--- Items ---
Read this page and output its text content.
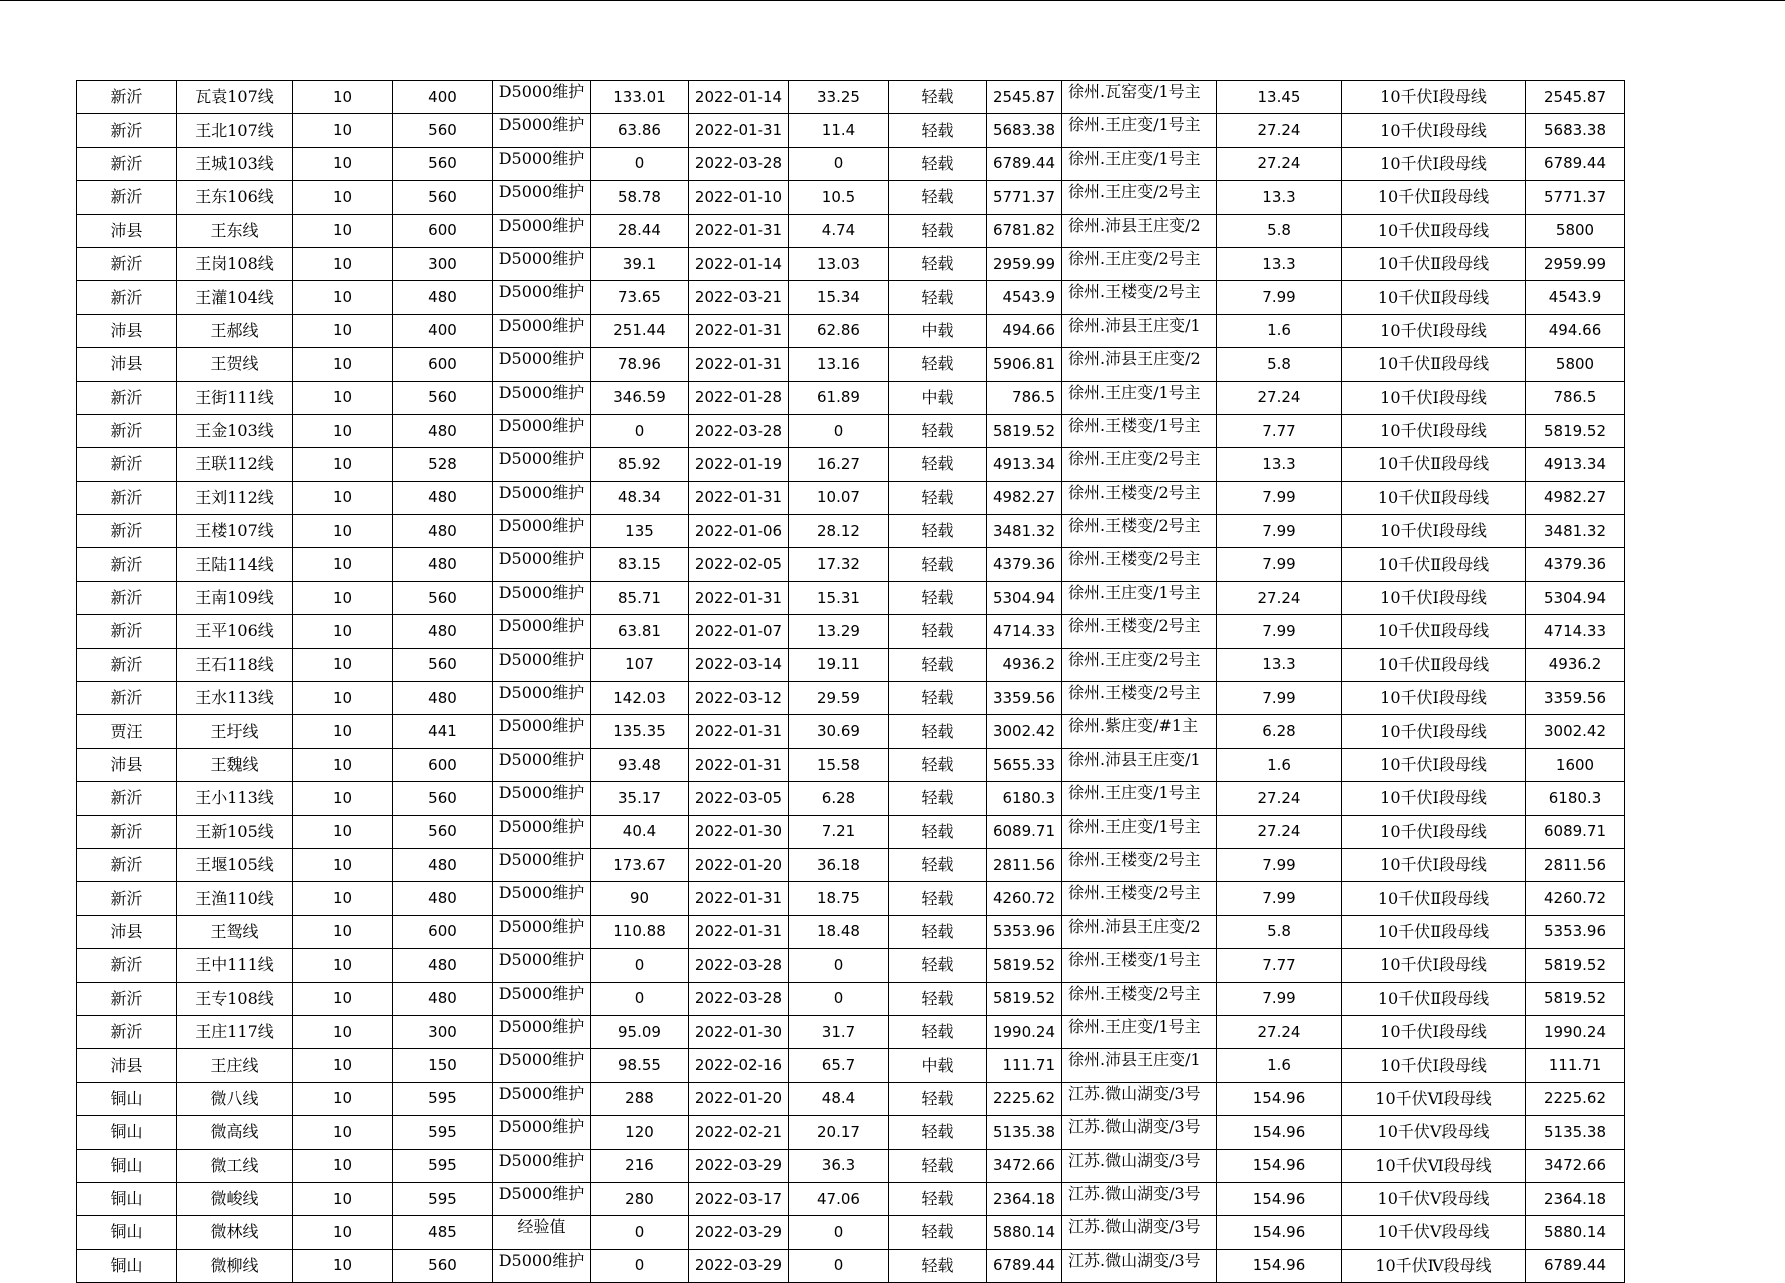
新沂	瓦袁107线	10	400	D5000维护	133.01	2022-01-14	33.25	轻载	2545.87	徐州.瓦窑变/1号主	13.45	10千伏Ⅰ段母线	2545.87
新沂	王北107线	10	560	D5000维护	63.86	2022-01-31	11.4	轻载	5683.38	徐州.王庄变/1号主	27.24	10千伏Ⅰ段母线	5683.38
新沂	王城103线	10	560	D5000维护	0	2022-03-28	0	轻载	6789.44	徐州.王庄变/1号主	27.24	10千伏Ⅰ段母线	6789.44
新沂	王东106线	10	560	D5000维护	58.78	2022-01-10	10.5	轻载	5771.37	徐州.王庄变/2号主	13.3	10千伏Ⅱ段母线	5771.37
沛县	王东线	10	600	D5000维护	28.44	2022-01-31	4.74	轻载	6781.82	徐州.沛县王庄变/2	5.8	10千伏Ⅱ段母线	5800
新沂	王岗108线	10	300	D5000维护	39.1	2022-01-14	13.03	轻载	2959.99	徐州.王庄变/2号主	13.3	10千伏Ⅱ段母线	2959.99
新沂	王灌104线	10	480	D5000维护	73.65	2022-03-21	15.34	轻载	4543.9	徐州.王楼变/2号主	7.99	10千伏Ⅱ段母线	4543.9
沛县	王郝线	10	400	D5000维护	251.44	2022-01-31	62.86	中载	494.66	徐州.沛县王庄变/1	1.6	10千伏Ⅰ段母线	494.66
沛县	王贺线	10	600	D5000维护	78.96	2022-01-31	13.16	轻载	5906.81	徐州.沛县王庄变/2	5.8	10千伏Ⅱ段母线	5800
新沂	王街111线	10	560	D5000维护	346.59	2022-01-28	61.89	中载	786.5	徐州.王庄变/1号主	27.24	10千伏Ⅰ段母线	786.5
新沂	王金103线	10	480	D5000维护	0	2022-03-28	0	轻载	5819.52	徐州.王楼变/1号主	7.77	10千伏Ⅰ段母线	5819.52
新沂	王联112线	10	528	D5000维护	85.92	2022-01-19	16.27	轻载	4913.34	徐州.王庄变/2号主	13.3	10千伏Ⅱ段母线	4913.34
新沂	王刘112线	10	480	D5000维护	48.34	2022-01-31	10.07	轻载	4982.27	徐州.王楼变/2号主	7.99	10千伏Ⅱ段母线	4982.27
新沂	王楼107线	10	480	D5000维护	135	2022-01-06	28.12	轻载	3481.32	徐州.王楼变/2号主	7.99	10千伏Ⅰ段母线	3481.32
新沂	王陆114线	10	480	D5000维护	83.15	2022-02-05	17.32	轻载	4379.36	徐州.王楼变/2号主	7.99	10千伏Ⅱ段母线	4379.36
新沂	王南109线	10	560	D5000维护	85.71	2022-01-31	15.31	轻载	5304.94	徐州.王庄变/1号主	27.24	10千伏Ⅰ段母线	5304.94
新沂	王平106线	10	480	D5000维护	63.81	2022-01-07	13.29	轻载	4714.33	徐州.王楼变/2号主	7.99	10千伏Ⅱ段母线	4714.33
新沂	王石118线	10	560	D5000维护	107	2022-03-14	19.11	轻载	4936.2	徐州.王庄变/2号主	13.3	10千伏Ⅱ段母线	4936.2
新沂	王水113线	10	480	D5000维护	142.03	2022-03-12	29.59	轻载	3359.56	徐州.王楼变/2号主	7.99	10千伏Ⅰ段母线	3359.56
贾汪	王圩线	10	441	D5000维护	135.35	2022-01-31	30.69	轻载	3002.42	徐州.紫庄变/#1主	6.28	10千伏Ⅰ段母线	3002.42
沛县	王魏线	10	600	D5000维护	93.48	2022-01-31	15.58	轻载	5655.33	徐州.沛县王庄变/1	1.6	10千伏Ⅰ段母线	1600
新沂	王小113线	10	560	D5000维护	35.17	2022-03-05	6.28	轻载	6180.3	徐州.王庄变/1号主	27.24	10千伏Ⅰ段母线	6180.3
新沂	王新105线	10	560	D5000维护	40.4	2022-01-30	7.21	轻载	6089.71	徐州.王庄变/1号主	27.24	10千伏Ⅰ段母线	6089.71
新沂	王堰105线	10	480	D5000维护	173.67	2022-01-20	36.18	轻载	2811.56	徐州.王楼变/2号主	7.99	10千伏Ⅰ段母线	2811.56
新沂	王渔110线	10	480	D5000维护	90	2022-01-31	18.75	轻载	4260.72	徐州.王楼变/2号主	7.99	10千伏Ⅱ段母线	4260.72
沛县	王鸳线	10	600	D5000维护	110.88	2022-01-31	18.48	轻载	5353.96	徐州.沛县王庄变/2	5.8	10千伏Ⅱ段母线	5353.96
新沂	王中111线	10	480	D5000维护	0	2022-03-28	0	轻载	5819.52	徐州.王楼变/1号主	7.77	10千伏Ⅰ段母线	5819.52
新沂	王专108线	10	480	D5000维护	0	2022-03-28	0	轻载	5819.52	徐州.王楼变/2号主	7.99	10千伏Ⅱ段母线	5819.52
新沂	王庄117线	10	300	D5000维护	95.09	2022-01-30	31.7	轻载	1990.24	徐州.王庄变/1号主	27.24	10千伏Ⅰ段母线	1990.24
沛县	王庄线	10	150	D5000维护	98.55	2022-02-16	65.7	中载	111.71	徐州.沛县王庄变/1	1.6	10千伏Ⅰ段母线	111.71
铜山	微八线	10	595	D5000维护	288	2022-01-20	48.4	轻载	2225.62	江苏.微山湖变/3号	154.96	10千伏Ⅵ段母线	2225.62
铜山	微高线	10	595	D5000维护	120	2022-02-21	20.17	轻载	5135.38	江苏.微山湖变/3号	154.96	10千伏Ⅴ段母线	5135.38
铜山	微工线	10	595	D5000维护	216	2022-03-29	36.3	轻载	3472.66	江苏.微山湖变/3号	154.96	10千伏Ⅵ段母线	3472.66
铜山	微峻线	10	595	D5000维护	280	2022-03-17	47.06	轻载	2364.18	江苏.微山湖变/3号	154.96	10千伏Ⅴ段母线	2364.18
铜山	微林线	10	485	经验值	0	2022-03-29	0	轻载	5880.14	江苏.微山湖变/3号	154.96	10千伏Ⅴ段母线	5880.14
铜山	微柳线	10	560	D5000维护	0	2022-03-29	0	轻载	6789.44	江苏.微山湖变/3号	154.96	10千伏Ⅳ段母线	6789.44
---
Reproduce the material word for word, minus the images.

Read this page and output its text content.
新沂	瓦袁107线	10	400	D5000维护	133.01	2022-01-14	33.25	轻载	2545.87	徐州.瓦窑变/1号主	13.45	10千伏Ⅰ段母线	2545.87
新沂	王北107线	10	560	D5000维护	63.86	2022-01-31	11.4	轻载	5683.38	徐州.王庄变/1号主	27.24	10千伏Ⅰ段母线	5683.38
新沂	王城103线	10	560	D5000维护	0	2022-03-28	0	轻载	6789.44	徐州.王庄变/1号主	27.24	10千伏Ⅰ段母线	6789.44
新沂	王东106线	10	560	D5000维护	58.78	2022-01-10	10.5	轻载	5771.37	徐州.王庄变/2号主	13.3	10千伏Ⅱ段母线	5771.37
沛县	王东线	10	600	D5000维护	28.44	2022-01-31	4.74	轻载	6781.82	徐州.沛县王庄变/2	5.8	10千伏Ⅱ段母线	5800
新沂	王岗108线	10	300	D5000维护	39.1	2022-01-14	13.03	轻载	2959.99	徐州.王庄变/2号主	13.3	10千伏Ⅱ段母线	2959.99
新沂	王灌104线	10	480	D5000维护	73.65	2022-03-21	15.34	轻载	4543.9	徐州.王楼变/2号主	7.99	10千伏Ⅱ段母线	4543.9
沛县	王郝线	10	400	D5000维护	251.44	2022-01-31	62.86	中载	494.66	徐州.沛县王庄变/1	1.6	10千伏Ⅰ段母线	494.66
沛县	王贺线	10	600	D5000维护	78.96	2022-01-31	13.16	轻载	5906.81	徐州.沛县王庄变/2	5.8	10千伏Ⅱ段母线	5800
新沂	王街111线	10	560	D5000维护	346.59	2022-01-28	61.89	中载	786.5	徐州.王庄变/1号主	27.24	10千伏Ⅰ段母线	786.5
新沂	王金103线	10	480	D5000维护	0	2022-03-28	0	轻载	5819.52	徐州.王楼变/1号主	7.77	10千伏Ⅰ段母线	5819.52
新沂	王联112线	10	528	D5000维护	85.92	2022-01-19	16.27	轻载	4913.34	徐州.王庄变/2号主	13.3	10千伏Ⅱ段母线	4913.34
新沂	王刘112线	10	480	D5000维护	48.34	2022-01-31	10.07	轻载	4982.27	徐州.王楼变/2号主	7.99	10千伏Ⅱ段母线	4982.27
新沂	王楼107线	10	480	D5000维护	135	2022-01-06	28.12	轻载	3481.32	徐州.王楼变/2号主	7.99	10千伏Ⅰ段母线	3481.32
新沂	王陆114线	10	480	D5000维护	83.15	2022-02-05	17.32	轻载	4379.36	徐州.王楼变/2号主	7.99	10千伏Ⅱ段母线	4379.36
新沂	王南109线	10	560	D5000维护	85.71	2022-01-31	15.31	轻载	5304.94	徐州.王庄变/1号主	27.24	10千伏Ⅰ段母线	5304.94
新沂	王平106线	10	480	D5000维护	63.81	2022-01-07	13.29	轻载	4714.33	徐州.王楼变/2号主	7.99	10千伏Ⅱ段母线	4714.33
新沂	王石118线	10	560	D5000维护	107	2022-03-14	19.11	轻载	4936.2	徐州.王庄变/2号主	13.3	10千伏Ⅱ段母线	4936.2
新沂	王水113线	10	480	D5000维护	142.03	2022-03-12	29.59	轻载	3359.56	徐州.王楼变/2号主	7.99	10千伏Ⅰ段母线	3359.56
贾汪	王圩线	10	441	D5000维护	135.35	2022-01-31	30.69	轻载	3002.42	徐州.紫庄变/#1主	6.28	10千伏Ⅰ段母线	3002.42
沛县	王魏线	10	600	D5000维护	93.48	2022-01-31	15.58	轻载	5655.33	徐州.沛县王庄变/1	1.6	10千伏Ⅰ段母线	1600
新沂	王小113线	10	560	D5000维护	35.17	2022-03-05	6.28	轻载	6180.3	徐州.王庄变/1号主	27.24	10千伏Ⅰ段母线	6180.3
新沂	王新105线	10	560	D5000维护	40.4	2022-01-30	7.21	轻载	6089.71	徐州.王庄变/1号主	27.24	10千伏Ⅰ段母线	6089.71
新沂	王堰105线	10	480	D5000维护	173.67	2022-01-20	36.18	轻载	2811.56	徐州.王楼变/2号主	7.99	10千伏Ⅰ段母线	2811.56
新沂	王渔110线	10	480	D5000维护	90	2022-01-31	18.75	轻载	4260.72	徐州.王楼变/2号主	7.99	10千伏Ⅱ段母线	4260.72
沛县	王鸳线	10	600	D5000维护	110.88	2022-01-31	18.48	轻载	5353.96	徐州.沛县王庄变/2	5.8	10千伏Ⅱ段母线	5353.96
新沂	王中111线	10	480	D5000维护	0	2022-03-28	0	轻载	5819.52	徐州.王楼变/1号主	7.77	10千伏Ⅰ段母线	5819.52
新沂	王专108线	10	480	D5000维护	0	2022-03-28	0	轻载	5819.52	徐州.王楼变/2号主	7.99	10千伏Ⅱ段母线	5819.52
新沂	王庄117线	10	300	D5000维护	95.09	2022-01-30	31.7	轻载	1990.24	徐州.王庄变/1号主	27.24	10千伏Ⅰ段母线	1990.24
沛县	王庄线	10	150	D5000维护	98.55	2022-02-16	65.7	中载	111.71	徐州.沛县王庄变/1	1.6	10千伏Ⅰ段母线	111.71
铜山	微八线	10	595	D5000维护	288	2022-01-20	48.4	轻载	2225.62	江苏.微山湖变/3号	154.96	10千伏Ⅵ段母线	2225.62
铜山	微高线	10	595	D5000维护	120	2022-02-21	20.17	轻载	5135.38	江苏.微山湖变/3号	154.96	10千伏Ⅴ段母线	5135.38
铜山	微工线	10	595	D5000维护	216	2022-03-29	36.3	轻载	3472.66	江苏.微山湖变/3号	154.96	10千伏Ⅵ段母线	3472.66
铜山	微峻线	10	595	D5000维护	280	2022-03-17	47.06	轻载	2364.18	江苏.微山湖变/3号	154.96	10千伏Ⅴ段母线	2364.18
铜山	微林线	10	485	经验值	0	2022-03-29	0	轻载	5880.14	江苏.微山湖变/3号	154.96	10千伏Ⅴ段母线	5880.14
铜山	微柳线	10	560	D5000维护	0	2022-03-29	0	轻载	6789.44	江苏.微山湖变/3号	154.96	10千伏Ⅳ段母线	6789.44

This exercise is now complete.